══ EXTRACTED MATERIAL ══
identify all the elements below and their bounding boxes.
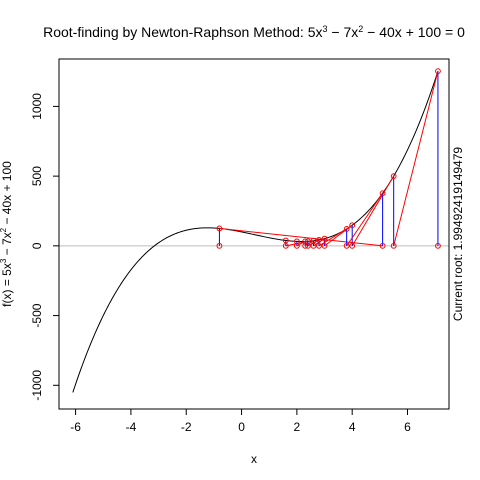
current-root-label: Current root: 1.99492419149479 bbox=[451, 147, 465, 321]
axis-point-b-0 bbox=[216, 242, 223, 249]
x-tick-label: 2 bbox=[294, 420, 301, 434]
axis-point-b-5 bbox=[282, 242, 289, 249]
label-part: − 7x bbox=[328, 24, 359, 40]
axis-point-b-1 bbox=[379, 242, 386, 249]
y-tick-label: 0 bbox=[30, 242, 44, 249]
axis-point-a-0 bbox=[435, 242, 441, 249]
y-axis: -1000 -500 0 500 1000 bbox=[30, 93, 60, 401]
label-part: − 40x + 100 = 0 bbox=[363, 24, 465, 40]
label-part: 3 bbox=[323, 24, 328, 34]
curve-point-a-3 bbox=[321, 235, 328, 242]
label-part: 3 bbox=[0, 258, 8, 263]
curve-point-b-0 bbox=[216, 225, 223, 232]
curve-point-b-3 bbox=[316, 236, 322, 243]
label-part: 2 bbox=[358, 24, 363, 34]
label-part: 2 bbox=[0, 227, 8, 232]
y-tick-label: -1000 bbox=[30, 370, 44, 401]
x-tick-label: 0 bbox=[238, 420, 245, 434]
chart-title-main: Root-finding by Newton-Raphson Method: bbox=[43, 24, 308, 40]
label-part: − 7x bbox=[0, 232, 14, 258]
y-tick-label: 500 bbox=[30, 166, 44, 186]
plot-box bbox=[58, 58, 450, 410]
y-tick-label: -500 bbox=[30, 303, 44, 327]
curve-point-a-2 bbox=[349, 222, 356, 229]
tangent-segment-b-2 bbox=[318, 228, 347, 247]
x-axis: -6 -4 -2 0 2 4 6 bbox=[70, 408, 411, 434]
y-tick-label: 1000 bbox=[30, 93, 44, 120]
x-tick-label: 4 bbox=[349, 420, 356, 434]
curve-point-a-0 bbox=[435, 68, 441, 75]
axis-point-a-4 bbox=[310, 242, 317, 249]
tangent-segment-a-0 bbox=[393, 71, 439, 246]
x-tick-label: 6 bbox=[404, 420, 411, 434]
chart-title: Root-finding by Newton-Raphson Method: 5… bbox=[43, 24, 465, 40]
axis-point-b-3 bbox=[316, 242, 322, 249]
tangent-segment-b-1 bbox=[346, 192, 384, 247]
x-tick-label: -6 bbox=[70, 420, 81, 434]
curve-point-a-1 bbox=[390, 173, 397, 180]
tangent-segment-a-2 bbox=[324, 224, 353, 247]
y-axis-label: f(x) = 5x3 − 7x2 − 40x + 100 bbox=[0, 161, 14, 307]
curve-point-b-5 bbox=[282, 237, 289, 244]
axis-point-a-3 bbox=[321, 242, 328, 249]
label-part: f(x) = 5x bbox=[0, 263, 14, 307]
axis-point-b-4 bbox=[305, 242, 311, 249]
plot-area bbox=[59, 68, 449, 393]
axis-point-b-2 bbox=[343, 242, 350, 249]
tangent-segment-b-4 bbox=[285, 240, 309, 247]
x-axis-label: x bbox=[251, 452, 257, 466]
x-tick-label: -4 bbox=[126, 420, 137, 434]
tangent-segment-a-1 bbox=[351, 175, 395, 247]
curve-point-b-1 bbox=[379, 190, 386, 197]
x-tick-label: -2 bbox=[181, 420, 192, 434]
label-part: − 40x + 100 bbox=[0, 161, 14, 228]
curve-point-b-2 bbox=[343, 226, 350, 232]
label-part: 5x bbox=[308, 24, 323, 40]
axis-point-a-1 bbox=[390, 242, 397, 249]
tangent-segment-b-0 bbox=[219, 227, 383, 247]
axis-point-a-2 bbox=[349, 242, 356, 249]
chart-title-eq: 5x3 − 7x2 − 40x + 100 = 0 bbox=[308, 24, 465, 40]
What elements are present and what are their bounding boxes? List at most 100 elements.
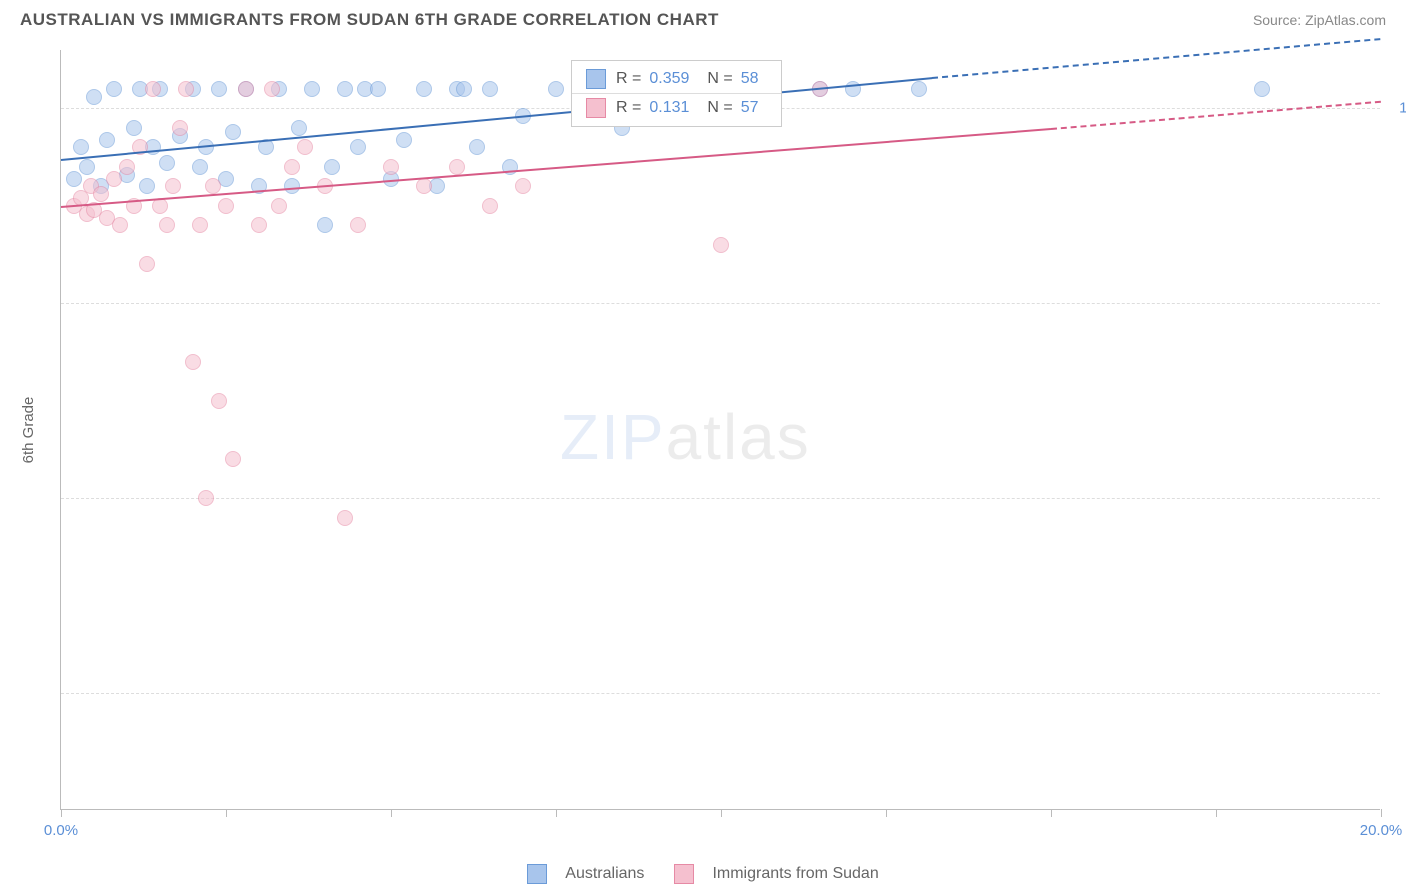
series-swatch xyxy=(586,98,606,118)
data-point xyxy=(112,217,128,233)
stats-box: R = 0.359 N = 58 R = 0.131 N = 57 xyxy=(571,60,782,127)
data-point xyxy=(383,159,399,175)
x-tick xyxy=(1051,809,1052,817)
x-tick xyxy=(556,809,557,817)
data-point xyxy=(271,198,287,214)
data-point xyxy=(482,198,498,214)
data-point xyxy=(99,132,115,148)
data-point xyxy=(416,178,432,194)
x-tick xyxy=(61,809,62,817)
x-tick xyxy=(1216,809,1217,817)
y-tick-label: 100.0% xyxy=(1390,100,1406,117)
x-tick-label: 20.0% xyxy=(1360,822,1403,839)
data-point xyxy=(350,139,366,155)
data-point xyxy=(416,81,432,97)
legend: Australians Immigrants from Sudan xyxy=(0,864,1406,884)
legend-swatch xyxy=(527,864,547,884)
data-point xyxy=(126,120,142,136)
legend-swatch xyxy=(674,864,694,884)
source-attribution: Source: ZipAtlas.com xyxy=(1253,12,1386,28)
gridline-h xyxy=(61,303,1380,304)
data-point xyxy=(192,159,208,175)
data-point xyxy=(172,120,188,136)
data-point xyxy=(106,81,122,97)
data-point xyxy=(211,393,227,409)
data-point xyxy=(284,159,300,175)
legend-label: Immigrants from Sudan xyxy=(712,865,878,883)
trend-line-dashed xyxy=(932,38,1381,79)
data-point xyxy=(205,178,221,194)
x-tick xyxy=(226,809,227,817)
data-point xyxy=(119,159,135,175)
data-point xyxy=(139,256,155,272)
data-point xyxy=(159,217,175,233)
r-value: 0.131 xyxy=(649,99,689,117)
y-tick-label: 95.0% xyxy=(1390,295,1406,312)
data-point xyxy=(106,171,122,187)
data-point xyxy=(291,120,307,136)
data-point xyxy=(456,81,472,97)
data-point xyxy=(297,139,313,155)
n-label: N = xyxy=(707,99,732,117)
data-point xyxy=(469,139,485,155)
data-point xyxy=(396,132,412,148)
r-label: R = xyxy=(616,70,641,88)
data-point xyxy=(370,81,386,97)
data-point xyxy=(350,217,366,233)
y-axis-label: 6th Grade xyxy=(20,397,37,464)
x-tick xyxy=(1381,809,1382,817)
watermark-bold: ZIP xyxy=(560,401,666,473)
legend-item: Australians xyxy=(527,864,644,884)
r-label: R = xyxy=(616,99,641,117)
data-point xyxy=(192,217,208,233)
data-point xyxy=(264,81,280,97)
data-point xyxy=(73,139,89,155)
data-point xyxy=(515,178,531,194)
watermark-thin: atlas xyxy=(666,401,811,473)
stats-row: R = 0.359 N = 58 xyxy=(572,65,781,93)
data-point xyxy=(165,178,181,194)
data-point xyxy=(93,186,109,202)
x-tick xyxy=(721,809,722,817)
data-point xyxy=(337,510,353,526)
data-point xyxy=(211,81,227,97)
data-point xyxy=(251,217,267,233)
watermark: ZIPatlas xyxy=(560,400,811,474)
x-tick xyxy=(391,809,392,817)
data-point xyxy=(317,217,333,233)
data-point xyxy=(548,81,564,97)
data-point xyxy=(86,89,102,105)
legend-item: Immigrants from Sudan xyxy=(674,864,878,884)
data-point xyxy=(218,198,234,214)
data-point xyxy=(178,81,194,97)
data-point xyxy=(238,81,254,97)
data-point xyxy=(139,178,155,194)
r-value: 0.359 xyxy=(649,70,689,88)
data-point xyxy=(304,81,320,97)
n-value: 58 xyxy=(741,70,759,88)
data-point xyxy=(198,490,214,506)
data-point xyxy=(482,81,498,97)
x-tick-label: 0.0% xyxy=(44,822,78,839)
data-point xyxy=(1254,81,1270,97)
trend-line-dashed xyxy=(1051,101,1381,130)
y-tick-label: 85.0% xyxy=(1390,685,1406,702)
n-label: N = xyxy=(707,70,732,88)
legend-label: Australians xyxy=(565,865,644,883)
data-point xyxy=(159,155,175,171)
gridline-h xyxy=(61,693,1380,694)
y-tick-label: 90.0% xyxy=(1390,490,1406,507)
data-point xyxy=(225,124,241,140)
data-point xyxy=(911,81,927,97)
data-point xyxy=(185,354,201,370)
series-swatch xyxy=(586,69,606,89)
n-value: 57 xyxy=(741,99,759,117)
data-point xyxy=(337,81,353,97)
data-point xyxy=(324,159,340,175)
data-point xyxy=(449,159,465,175)
data-point xyxy=(66,171,82,187)
gridline-h xyxy=(61,498,1380,499)
data-point xyxy=(79,159,95,175)
data-point xyxy=(145,81,161,97)
chart-title: AUSTRALIAN VS IMMIGRANTS FROM SUDAN 6TH … xyxy=(20,10,719,30)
═══
- **SHORT EXERCISE**
Please reproduce the data between the lines holding "series-swatch xyxy=(586,98,606,118)" and "legend-swatch xyxy=(674,864,694,884)", inclusive.

- **EXERCISE RESPONSE**
series-swatch xyxy=(586,98,606,118)
data-point xyxy=(112,217,128,233)
stats-box: R = 0.359 N = 58 R = 0.131 N = 57 xyxy=(571,60,782,127)
data-point xyxy=(383,159,399,175)
x-tick xyxy=(1051,809,1052,817)
x-tick xyxy=(556,809,557,817)
data-point xyxy=(271,198,287,214)
data-point xyxy=(482,198,498,214)
data-point xyxy=(99,132,115,148)
data-point xyxy=(416,178,432,194)
x-tick xyxy=(61,809,62,817)
x-tick xyxy=(1216,809,1217,817)
y-tick-label: 100.0% xyxy=(1390,100,1406,117)
x-tick-label: 20.0% xyxy=(1360,822,1403,839)
data-point xyxy=(350,139,366,155)
data-point xyxy=(416,81,432,97)
legend: Australians Immigrants from Sudan xyxy=(0,864,1406,884)
legend-swatch xyxy=(527,864,547,884)
data-point xyxy=(126,120,142,136)
legend-swatch xyxy=(674,864,694,884)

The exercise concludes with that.